__What to work on__
Examine the material below. Gather every line in which the string "Vertex" appears.
......
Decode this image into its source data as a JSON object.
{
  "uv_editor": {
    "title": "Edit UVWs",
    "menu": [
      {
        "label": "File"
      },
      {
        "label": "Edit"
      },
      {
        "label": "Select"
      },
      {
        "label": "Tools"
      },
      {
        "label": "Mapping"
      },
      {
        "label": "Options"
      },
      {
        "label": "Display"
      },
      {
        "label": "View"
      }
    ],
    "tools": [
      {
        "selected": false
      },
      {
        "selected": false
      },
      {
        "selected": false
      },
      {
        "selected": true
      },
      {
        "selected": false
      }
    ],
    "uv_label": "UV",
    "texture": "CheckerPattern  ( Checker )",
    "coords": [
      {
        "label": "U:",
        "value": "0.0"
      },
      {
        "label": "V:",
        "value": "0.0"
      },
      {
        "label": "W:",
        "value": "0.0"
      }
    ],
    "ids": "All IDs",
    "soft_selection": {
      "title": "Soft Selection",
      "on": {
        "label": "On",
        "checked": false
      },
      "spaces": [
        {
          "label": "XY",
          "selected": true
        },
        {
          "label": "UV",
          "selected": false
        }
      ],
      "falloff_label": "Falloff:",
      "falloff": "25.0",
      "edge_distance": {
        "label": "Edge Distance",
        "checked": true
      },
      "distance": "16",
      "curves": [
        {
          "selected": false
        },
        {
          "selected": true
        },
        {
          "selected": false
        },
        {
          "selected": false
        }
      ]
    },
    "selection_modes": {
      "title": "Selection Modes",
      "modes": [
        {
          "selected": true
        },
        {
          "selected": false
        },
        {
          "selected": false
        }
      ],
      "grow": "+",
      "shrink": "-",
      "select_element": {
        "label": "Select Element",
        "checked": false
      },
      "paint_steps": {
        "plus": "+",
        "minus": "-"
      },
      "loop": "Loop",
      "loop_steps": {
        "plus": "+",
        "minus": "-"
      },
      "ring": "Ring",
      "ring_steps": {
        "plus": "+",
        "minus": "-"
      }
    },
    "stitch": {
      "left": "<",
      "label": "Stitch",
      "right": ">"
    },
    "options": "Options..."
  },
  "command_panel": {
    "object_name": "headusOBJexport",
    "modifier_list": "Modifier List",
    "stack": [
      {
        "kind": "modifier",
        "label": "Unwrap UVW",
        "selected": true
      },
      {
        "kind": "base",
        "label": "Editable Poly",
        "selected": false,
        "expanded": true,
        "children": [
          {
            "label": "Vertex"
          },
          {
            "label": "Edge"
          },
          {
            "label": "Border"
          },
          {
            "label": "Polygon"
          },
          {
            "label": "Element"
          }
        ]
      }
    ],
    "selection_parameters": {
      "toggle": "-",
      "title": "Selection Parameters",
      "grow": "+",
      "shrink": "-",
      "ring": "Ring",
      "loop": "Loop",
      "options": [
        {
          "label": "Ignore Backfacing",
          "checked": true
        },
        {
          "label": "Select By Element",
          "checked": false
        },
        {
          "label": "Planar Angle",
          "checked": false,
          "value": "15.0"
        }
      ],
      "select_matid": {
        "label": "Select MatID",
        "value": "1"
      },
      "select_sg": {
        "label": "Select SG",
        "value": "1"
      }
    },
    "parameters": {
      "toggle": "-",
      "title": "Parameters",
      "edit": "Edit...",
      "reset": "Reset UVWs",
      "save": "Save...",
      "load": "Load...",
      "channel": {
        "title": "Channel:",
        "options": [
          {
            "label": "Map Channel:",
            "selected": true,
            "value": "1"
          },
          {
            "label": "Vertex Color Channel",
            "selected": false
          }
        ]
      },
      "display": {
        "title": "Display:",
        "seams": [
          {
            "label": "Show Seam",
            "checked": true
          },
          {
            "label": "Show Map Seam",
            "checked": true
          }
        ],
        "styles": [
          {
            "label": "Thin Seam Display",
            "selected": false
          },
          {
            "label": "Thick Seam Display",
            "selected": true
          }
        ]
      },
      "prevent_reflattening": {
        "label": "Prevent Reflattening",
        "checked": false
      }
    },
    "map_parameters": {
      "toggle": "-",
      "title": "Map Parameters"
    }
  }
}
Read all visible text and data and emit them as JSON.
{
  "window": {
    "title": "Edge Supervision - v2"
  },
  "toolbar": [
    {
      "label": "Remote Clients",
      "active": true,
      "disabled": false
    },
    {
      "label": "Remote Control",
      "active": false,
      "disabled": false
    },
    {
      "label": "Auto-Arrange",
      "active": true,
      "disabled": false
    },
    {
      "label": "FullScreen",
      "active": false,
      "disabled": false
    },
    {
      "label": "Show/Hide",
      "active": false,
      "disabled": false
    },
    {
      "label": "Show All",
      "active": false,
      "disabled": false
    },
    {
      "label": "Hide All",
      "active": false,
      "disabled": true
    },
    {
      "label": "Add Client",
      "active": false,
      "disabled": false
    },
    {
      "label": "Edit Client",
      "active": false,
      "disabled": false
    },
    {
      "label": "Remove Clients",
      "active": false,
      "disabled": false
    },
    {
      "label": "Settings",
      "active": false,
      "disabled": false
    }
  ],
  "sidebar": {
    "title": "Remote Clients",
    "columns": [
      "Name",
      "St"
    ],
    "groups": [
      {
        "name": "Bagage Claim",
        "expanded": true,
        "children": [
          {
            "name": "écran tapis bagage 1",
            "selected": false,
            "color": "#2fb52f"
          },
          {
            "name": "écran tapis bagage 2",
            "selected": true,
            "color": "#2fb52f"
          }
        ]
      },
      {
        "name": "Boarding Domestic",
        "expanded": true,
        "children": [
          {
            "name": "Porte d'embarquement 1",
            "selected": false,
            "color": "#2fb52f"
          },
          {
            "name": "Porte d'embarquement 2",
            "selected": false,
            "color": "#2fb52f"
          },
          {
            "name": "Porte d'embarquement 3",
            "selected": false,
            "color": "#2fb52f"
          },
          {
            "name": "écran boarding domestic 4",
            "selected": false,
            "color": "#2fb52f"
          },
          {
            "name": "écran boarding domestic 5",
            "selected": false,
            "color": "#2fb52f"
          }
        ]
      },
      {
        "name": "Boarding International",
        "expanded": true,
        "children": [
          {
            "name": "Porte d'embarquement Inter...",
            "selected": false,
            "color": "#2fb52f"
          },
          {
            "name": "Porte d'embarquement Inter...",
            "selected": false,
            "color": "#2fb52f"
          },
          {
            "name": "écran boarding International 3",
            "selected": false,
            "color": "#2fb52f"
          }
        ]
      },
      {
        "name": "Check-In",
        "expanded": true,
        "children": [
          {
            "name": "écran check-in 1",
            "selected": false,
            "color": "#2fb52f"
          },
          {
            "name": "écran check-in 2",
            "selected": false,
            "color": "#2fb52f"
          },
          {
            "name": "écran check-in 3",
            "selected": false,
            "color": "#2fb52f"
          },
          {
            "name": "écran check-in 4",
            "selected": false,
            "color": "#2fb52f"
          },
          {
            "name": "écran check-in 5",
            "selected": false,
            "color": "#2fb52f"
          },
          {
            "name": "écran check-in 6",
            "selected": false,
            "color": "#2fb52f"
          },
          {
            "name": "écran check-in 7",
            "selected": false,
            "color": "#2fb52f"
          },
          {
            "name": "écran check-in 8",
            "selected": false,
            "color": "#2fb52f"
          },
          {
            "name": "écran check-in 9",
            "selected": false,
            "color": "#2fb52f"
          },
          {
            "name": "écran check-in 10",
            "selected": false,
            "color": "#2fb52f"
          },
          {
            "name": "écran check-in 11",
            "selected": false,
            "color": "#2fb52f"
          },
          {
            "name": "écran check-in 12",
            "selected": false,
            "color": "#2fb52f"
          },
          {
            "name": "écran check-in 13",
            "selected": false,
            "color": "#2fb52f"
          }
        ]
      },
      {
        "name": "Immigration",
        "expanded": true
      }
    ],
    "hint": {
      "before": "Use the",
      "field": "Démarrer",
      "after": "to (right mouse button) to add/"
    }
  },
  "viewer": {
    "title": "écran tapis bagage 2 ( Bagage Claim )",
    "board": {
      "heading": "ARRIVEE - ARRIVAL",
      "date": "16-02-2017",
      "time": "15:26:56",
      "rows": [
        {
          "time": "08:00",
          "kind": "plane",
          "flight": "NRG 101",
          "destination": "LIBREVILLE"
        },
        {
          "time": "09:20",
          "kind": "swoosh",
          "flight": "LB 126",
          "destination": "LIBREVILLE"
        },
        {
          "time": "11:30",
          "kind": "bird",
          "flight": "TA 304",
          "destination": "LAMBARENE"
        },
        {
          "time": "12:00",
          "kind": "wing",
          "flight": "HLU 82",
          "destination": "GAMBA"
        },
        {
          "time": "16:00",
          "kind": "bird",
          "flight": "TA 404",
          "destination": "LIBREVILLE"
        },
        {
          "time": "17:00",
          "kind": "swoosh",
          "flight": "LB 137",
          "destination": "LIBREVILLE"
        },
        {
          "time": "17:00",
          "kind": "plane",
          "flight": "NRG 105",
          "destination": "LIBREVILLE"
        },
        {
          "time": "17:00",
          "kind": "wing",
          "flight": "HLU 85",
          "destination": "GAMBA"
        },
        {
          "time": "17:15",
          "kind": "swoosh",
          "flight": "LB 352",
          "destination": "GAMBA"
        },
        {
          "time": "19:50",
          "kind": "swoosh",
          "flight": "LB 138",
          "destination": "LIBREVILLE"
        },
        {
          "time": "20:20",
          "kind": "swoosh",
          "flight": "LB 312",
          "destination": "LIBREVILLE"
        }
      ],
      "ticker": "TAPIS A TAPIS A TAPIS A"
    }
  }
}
......
__Correct answer__
            "label": "Vertex"
            "label": "Vertex Color Channel",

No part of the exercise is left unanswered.